>> Start

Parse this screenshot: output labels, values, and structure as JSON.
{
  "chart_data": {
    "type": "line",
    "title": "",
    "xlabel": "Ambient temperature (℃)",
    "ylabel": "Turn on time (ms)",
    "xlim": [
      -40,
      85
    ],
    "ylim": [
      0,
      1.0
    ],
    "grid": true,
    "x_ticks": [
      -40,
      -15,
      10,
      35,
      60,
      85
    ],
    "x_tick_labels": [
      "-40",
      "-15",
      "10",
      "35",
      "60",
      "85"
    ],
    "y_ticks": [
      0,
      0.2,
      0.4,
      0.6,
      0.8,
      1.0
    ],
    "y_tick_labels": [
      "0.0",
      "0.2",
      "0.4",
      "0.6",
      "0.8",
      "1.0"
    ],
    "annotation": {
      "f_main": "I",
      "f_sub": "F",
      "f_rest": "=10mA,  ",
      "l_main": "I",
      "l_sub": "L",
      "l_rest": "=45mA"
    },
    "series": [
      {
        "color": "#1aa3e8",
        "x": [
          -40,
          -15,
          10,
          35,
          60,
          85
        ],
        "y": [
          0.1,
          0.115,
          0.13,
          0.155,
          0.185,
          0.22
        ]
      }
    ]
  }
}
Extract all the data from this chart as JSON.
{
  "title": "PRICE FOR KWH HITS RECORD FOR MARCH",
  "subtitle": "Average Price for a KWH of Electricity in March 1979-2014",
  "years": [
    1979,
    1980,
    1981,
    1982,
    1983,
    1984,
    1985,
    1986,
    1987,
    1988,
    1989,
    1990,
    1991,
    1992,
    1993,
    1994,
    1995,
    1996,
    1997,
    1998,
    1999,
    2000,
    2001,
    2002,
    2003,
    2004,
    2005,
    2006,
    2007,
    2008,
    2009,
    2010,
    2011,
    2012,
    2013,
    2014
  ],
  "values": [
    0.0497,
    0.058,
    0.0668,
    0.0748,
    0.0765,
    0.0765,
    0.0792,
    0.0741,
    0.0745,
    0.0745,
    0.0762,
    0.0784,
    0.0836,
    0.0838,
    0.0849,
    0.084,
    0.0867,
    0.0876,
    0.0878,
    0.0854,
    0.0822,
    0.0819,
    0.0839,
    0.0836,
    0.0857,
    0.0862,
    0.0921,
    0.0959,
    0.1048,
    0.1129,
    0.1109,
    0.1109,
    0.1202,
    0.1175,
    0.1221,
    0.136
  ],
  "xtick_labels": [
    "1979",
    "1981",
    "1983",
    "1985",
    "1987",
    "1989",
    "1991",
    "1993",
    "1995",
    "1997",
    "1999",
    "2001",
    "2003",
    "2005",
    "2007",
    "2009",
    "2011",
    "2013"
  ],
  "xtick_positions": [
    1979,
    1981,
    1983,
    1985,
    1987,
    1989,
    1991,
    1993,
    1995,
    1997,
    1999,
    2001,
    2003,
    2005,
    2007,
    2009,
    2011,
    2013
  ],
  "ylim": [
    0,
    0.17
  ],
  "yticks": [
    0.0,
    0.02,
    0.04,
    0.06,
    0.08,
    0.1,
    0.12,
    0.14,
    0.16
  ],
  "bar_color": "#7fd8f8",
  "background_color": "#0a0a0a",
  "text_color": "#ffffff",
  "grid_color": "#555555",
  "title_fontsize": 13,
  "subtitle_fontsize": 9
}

>> End
>> Start

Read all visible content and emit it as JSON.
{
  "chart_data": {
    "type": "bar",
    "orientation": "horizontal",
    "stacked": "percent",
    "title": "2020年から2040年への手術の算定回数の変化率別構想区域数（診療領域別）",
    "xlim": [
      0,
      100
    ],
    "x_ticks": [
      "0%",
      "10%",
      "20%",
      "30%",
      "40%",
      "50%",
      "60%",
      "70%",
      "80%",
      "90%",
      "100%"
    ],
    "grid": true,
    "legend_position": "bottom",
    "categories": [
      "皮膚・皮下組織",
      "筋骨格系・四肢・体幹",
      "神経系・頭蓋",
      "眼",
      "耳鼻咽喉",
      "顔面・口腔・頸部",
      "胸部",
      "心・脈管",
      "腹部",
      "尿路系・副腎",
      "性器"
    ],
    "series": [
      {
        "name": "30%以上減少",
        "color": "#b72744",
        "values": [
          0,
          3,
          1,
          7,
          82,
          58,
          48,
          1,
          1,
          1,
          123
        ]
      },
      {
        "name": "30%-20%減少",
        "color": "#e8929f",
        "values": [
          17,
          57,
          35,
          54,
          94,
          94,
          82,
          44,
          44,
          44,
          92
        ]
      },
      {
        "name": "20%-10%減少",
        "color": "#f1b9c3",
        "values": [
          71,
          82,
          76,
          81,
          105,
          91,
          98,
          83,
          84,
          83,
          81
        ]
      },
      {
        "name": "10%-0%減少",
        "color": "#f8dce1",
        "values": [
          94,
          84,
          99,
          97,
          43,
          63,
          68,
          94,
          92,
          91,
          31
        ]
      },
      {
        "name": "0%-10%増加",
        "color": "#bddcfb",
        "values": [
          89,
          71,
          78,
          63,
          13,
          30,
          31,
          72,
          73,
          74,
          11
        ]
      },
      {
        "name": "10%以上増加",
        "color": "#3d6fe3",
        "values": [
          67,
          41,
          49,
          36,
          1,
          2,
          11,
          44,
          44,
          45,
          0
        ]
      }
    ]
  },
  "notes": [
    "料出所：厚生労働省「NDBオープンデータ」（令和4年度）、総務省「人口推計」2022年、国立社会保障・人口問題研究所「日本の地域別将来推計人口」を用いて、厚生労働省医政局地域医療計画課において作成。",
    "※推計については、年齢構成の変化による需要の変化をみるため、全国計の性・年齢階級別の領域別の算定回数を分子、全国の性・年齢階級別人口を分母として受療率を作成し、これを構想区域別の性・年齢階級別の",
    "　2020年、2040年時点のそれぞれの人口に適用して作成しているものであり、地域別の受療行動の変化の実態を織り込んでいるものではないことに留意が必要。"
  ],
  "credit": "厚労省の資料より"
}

>> End

* Description of the task *
Scan the lines for the string "this". Pick out every line that has it.

* Written answer *
Parse this screenshot: output labels, values, and structure as JSON.
Extract all the data from this chart as JSON.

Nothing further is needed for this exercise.